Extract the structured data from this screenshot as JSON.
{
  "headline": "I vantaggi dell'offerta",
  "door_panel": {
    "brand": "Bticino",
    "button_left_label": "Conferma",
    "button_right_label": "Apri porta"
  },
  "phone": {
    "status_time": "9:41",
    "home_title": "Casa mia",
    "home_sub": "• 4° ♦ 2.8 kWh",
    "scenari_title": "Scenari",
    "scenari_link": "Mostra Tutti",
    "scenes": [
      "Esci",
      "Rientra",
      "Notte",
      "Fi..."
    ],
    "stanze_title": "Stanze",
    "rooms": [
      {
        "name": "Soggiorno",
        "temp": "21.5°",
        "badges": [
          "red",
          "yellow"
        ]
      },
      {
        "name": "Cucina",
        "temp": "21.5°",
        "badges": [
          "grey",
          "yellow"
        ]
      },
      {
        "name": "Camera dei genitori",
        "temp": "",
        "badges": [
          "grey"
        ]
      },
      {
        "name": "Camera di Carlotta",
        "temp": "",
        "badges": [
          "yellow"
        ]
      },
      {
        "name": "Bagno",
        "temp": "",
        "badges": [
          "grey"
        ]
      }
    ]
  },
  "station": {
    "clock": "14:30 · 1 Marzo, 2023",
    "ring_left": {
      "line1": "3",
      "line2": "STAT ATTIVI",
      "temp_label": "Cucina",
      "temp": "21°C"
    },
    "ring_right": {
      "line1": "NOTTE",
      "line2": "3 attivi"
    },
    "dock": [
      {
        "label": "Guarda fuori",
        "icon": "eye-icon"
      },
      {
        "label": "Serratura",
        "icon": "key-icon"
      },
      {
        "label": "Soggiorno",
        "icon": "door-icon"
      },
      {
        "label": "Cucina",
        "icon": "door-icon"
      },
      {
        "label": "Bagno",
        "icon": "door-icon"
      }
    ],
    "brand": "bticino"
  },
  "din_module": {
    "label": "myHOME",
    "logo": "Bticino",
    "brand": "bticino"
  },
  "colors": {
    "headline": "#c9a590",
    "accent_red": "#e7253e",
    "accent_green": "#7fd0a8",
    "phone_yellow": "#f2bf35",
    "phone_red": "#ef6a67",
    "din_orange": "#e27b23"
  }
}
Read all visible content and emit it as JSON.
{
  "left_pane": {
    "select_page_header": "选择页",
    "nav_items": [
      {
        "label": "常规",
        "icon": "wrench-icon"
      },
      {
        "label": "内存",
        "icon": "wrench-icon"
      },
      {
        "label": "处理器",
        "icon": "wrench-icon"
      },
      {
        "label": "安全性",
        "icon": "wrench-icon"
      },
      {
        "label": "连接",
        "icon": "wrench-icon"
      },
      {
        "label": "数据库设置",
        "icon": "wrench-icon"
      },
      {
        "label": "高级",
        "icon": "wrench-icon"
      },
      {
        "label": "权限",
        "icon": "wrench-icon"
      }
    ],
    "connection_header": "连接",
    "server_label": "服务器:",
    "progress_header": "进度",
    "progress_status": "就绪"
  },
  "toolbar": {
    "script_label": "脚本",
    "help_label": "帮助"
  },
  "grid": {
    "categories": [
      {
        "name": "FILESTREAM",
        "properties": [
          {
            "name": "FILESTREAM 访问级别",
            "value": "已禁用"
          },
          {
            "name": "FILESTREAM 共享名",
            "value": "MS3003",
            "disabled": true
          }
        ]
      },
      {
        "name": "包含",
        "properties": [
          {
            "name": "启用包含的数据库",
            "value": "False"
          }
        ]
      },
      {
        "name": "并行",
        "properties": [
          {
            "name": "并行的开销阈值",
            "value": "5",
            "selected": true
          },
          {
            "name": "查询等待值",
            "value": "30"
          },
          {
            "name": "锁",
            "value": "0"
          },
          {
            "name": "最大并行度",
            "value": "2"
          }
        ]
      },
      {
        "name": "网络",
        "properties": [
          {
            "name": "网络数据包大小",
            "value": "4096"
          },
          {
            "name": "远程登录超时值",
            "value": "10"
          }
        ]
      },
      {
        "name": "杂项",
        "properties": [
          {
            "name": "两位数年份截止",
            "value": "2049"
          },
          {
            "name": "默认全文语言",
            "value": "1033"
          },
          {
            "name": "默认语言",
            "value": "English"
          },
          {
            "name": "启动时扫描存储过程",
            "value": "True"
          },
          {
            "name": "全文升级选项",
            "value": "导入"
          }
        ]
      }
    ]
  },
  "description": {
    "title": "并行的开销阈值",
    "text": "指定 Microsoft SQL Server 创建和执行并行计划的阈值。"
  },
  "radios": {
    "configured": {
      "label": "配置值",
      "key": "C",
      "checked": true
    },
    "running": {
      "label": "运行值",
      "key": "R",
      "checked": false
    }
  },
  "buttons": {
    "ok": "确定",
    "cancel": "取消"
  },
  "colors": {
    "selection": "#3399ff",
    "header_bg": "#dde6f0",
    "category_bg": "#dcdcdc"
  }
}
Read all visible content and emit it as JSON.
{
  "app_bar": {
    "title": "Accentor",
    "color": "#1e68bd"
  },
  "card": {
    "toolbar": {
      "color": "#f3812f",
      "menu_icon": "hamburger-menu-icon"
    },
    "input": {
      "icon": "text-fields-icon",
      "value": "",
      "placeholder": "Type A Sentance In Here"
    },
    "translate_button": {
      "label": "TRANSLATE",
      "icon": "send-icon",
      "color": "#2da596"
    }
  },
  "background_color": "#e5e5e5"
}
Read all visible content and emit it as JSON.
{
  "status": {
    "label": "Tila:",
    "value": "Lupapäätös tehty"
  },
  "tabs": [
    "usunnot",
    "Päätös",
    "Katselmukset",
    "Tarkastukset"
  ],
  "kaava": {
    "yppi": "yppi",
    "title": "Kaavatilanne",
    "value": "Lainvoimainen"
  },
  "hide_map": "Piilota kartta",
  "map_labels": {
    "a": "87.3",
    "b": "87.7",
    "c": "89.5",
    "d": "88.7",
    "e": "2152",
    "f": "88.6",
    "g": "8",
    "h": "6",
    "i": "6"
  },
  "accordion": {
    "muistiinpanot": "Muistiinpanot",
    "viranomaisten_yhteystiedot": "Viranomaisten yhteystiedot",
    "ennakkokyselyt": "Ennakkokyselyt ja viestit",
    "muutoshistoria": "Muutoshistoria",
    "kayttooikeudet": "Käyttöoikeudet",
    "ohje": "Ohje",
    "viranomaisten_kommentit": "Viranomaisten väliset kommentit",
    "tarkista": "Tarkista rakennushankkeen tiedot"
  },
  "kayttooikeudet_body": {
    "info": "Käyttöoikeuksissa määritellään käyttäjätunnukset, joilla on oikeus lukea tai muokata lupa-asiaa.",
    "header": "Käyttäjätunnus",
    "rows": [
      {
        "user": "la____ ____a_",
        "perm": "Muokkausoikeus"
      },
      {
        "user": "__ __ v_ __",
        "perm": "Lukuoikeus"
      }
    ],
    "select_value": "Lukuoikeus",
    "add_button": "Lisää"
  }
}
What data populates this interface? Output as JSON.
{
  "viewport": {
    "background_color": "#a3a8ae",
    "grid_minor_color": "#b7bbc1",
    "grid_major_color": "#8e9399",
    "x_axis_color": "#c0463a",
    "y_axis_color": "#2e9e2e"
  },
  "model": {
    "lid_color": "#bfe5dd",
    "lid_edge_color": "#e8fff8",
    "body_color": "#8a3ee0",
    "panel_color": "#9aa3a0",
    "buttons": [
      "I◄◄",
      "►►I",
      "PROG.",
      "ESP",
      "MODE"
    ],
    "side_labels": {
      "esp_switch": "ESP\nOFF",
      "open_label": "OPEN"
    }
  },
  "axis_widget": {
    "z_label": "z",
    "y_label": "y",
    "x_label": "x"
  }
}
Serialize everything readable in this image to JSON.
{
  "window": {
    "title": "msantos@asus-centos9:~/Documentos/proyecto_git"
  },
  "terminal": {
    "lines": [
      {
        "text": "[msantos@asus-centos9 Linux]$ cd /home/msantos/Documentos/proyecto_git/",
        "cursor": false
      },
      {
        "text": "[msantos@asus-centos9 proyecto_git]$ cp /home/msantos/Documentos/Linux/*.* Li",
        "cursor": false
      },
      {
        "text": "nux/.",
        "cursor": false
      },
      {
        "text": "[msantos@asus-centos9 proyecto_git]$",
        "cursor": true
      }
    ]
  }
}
* * *
> **Direction**: Take every line from the one containing "What data populates" to the end of the listing and output it exactly, with nothing else.

> **Output of the task**:
What data populates this interface? Output as JSON.
{
  "viewport": {
    "background_color": "#a3a8ae",
    "grid_minor_color": "#b7bbc1",
    "grid_major_color": "#8e9399",
    "x_axis_color": "#c0463a",
    "y_axis_color": "#2e9e2e"
  },
  "model": {
    "lid_color": "#bfe5dd",
    "lid_edge_color": "#e8fff8",
    "body_color": "#8a3ee0",
    "panel_color": "#9aa3a0",
    "buttons": [
      "I◄◄",
      "►►I",
      "PROG.",
      "ESP",
      "MODE"
    ],
    "side_labels": {
      "esp_switch": "ESP\nOFF",
      "open_label": "OPEN"
    }
  },
  "axis_widget": {
    "z_label": "z",
    "y_label": "y",
    "x_label": "x"
  }
}
Serialize everything readable in this image to JSON.
{
  "window": {
    "title": "msantos@asus-centos9:~/Documentos/proyecto_git"
  },
  "terminal": {
    "lines": [
      {
        "text": "[msantos@asus-centos9 Linux]$ cd /home/msantos/Documentos/proyecto_git/",
        "cursor": false
      },
      {
        "text": "[msantos@asus-centos9 proyecto_git]$ cp /home/msantos/Documentos/Linux/*.* Li",
        "cursor": false
      },
      {
        "text": "nux/.",
        "cursor": false
      },
      {
        "text": "[msantos@asus-centos9 proyecto_git]$",
        "cursor": true
      }
    ]
  }
}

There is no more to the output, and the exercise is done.